Problem statement: Copy each line with the word "MRDL" in it.

*** Given data

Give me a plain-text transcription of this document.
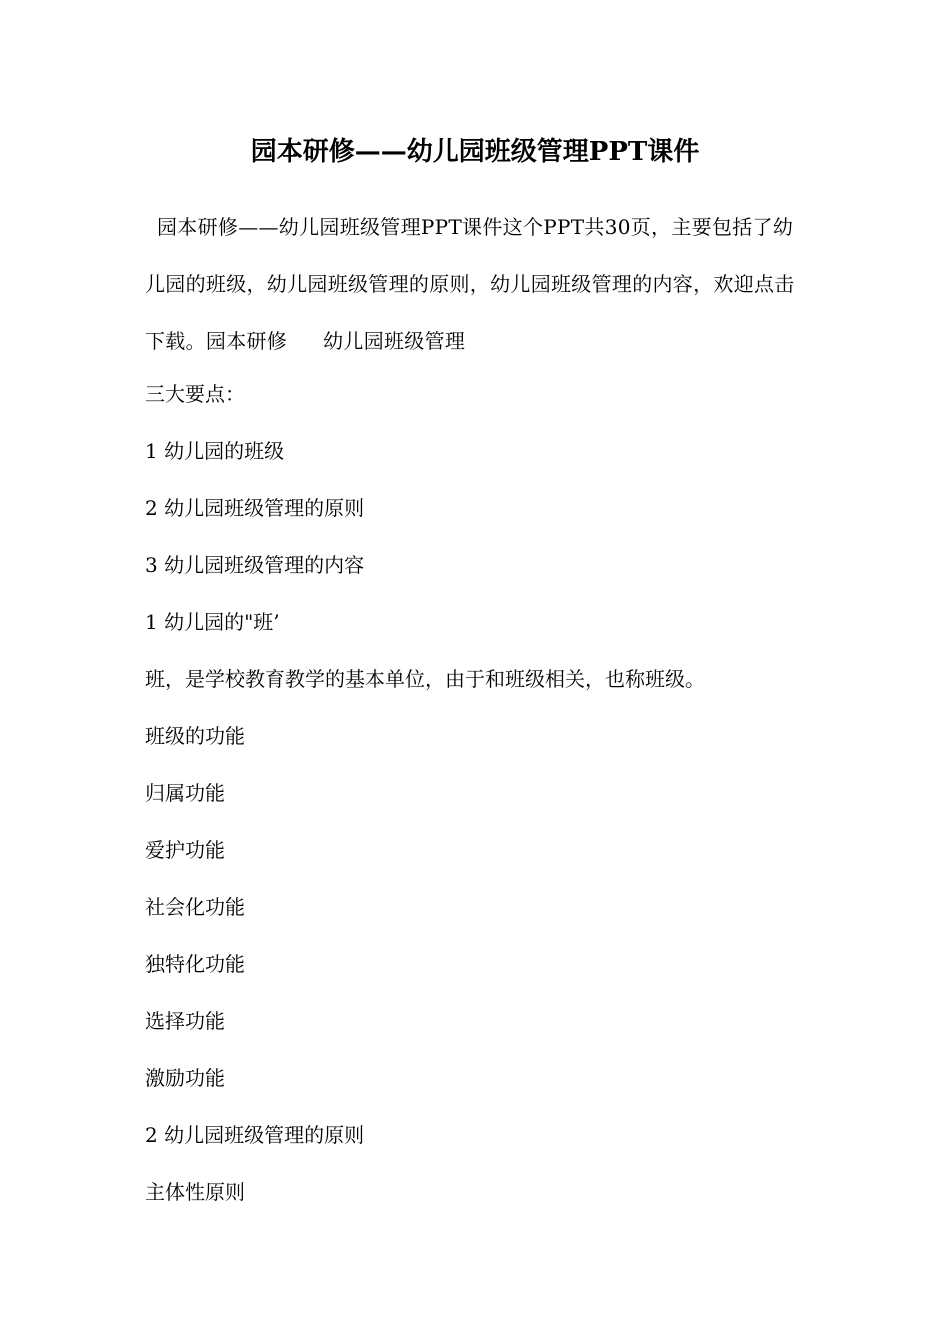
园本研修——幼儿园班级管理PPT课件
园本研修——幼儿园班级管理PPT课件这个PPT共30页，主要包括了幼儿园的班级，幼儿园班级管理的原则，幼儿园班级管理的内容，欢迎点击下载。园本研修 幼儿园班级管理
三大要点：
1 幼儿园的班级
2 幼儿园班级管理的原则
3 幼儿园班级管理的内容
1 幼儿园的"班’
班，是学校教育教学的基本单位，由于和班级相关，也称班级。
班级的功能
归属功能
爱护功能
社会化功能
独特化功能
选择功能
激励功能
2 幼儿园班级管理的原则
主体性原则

******
*** Given data

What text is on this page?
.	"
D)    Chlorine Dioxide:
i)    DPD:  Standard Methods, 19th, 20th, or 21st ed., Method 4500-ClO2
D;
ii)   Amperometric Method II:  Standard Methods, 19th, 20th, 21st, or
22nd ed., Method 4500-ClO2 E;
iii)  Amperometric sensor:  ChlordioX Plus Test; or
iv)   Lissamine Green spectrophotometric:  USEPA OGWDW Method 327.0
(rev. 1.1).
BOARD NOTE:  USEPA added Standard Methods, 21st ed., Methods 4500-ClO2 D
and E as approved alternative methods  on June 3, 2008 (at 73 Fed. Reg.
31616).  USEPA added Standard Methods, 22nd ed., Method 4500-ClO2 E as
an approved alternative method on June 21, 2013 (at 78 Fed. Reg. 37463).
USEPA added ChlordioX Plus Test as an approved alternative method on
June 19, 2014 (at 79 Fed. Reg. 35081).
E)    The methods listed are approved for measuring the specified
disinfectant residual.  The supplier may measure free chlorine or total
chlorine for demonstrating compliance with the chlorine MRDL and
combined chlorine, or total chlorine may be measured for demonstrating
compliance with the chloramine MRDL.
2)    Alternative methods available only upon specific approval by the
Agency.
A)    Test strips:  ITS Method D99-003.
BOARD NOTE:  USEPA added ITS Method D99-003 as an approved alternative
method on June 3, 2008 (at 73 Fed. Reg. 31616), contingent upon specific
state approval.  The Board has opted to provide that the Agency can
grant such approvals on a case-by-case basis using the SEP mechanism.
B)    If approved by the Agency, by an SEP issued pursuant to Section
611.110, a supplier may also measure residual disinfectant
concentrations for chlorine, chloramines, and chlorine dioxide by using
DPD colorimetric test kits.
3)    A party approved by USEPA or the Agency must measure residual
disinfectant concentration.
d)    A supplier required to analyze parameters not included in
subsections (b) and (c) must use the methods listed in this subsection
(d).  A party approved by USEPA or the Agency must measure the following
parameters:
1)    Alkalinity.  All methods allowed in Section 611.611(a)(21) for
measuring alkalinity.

******

Written response:
chlorine for demonstrating compliance with the chlorine MRDL and
compliance with the chloramine MRDL.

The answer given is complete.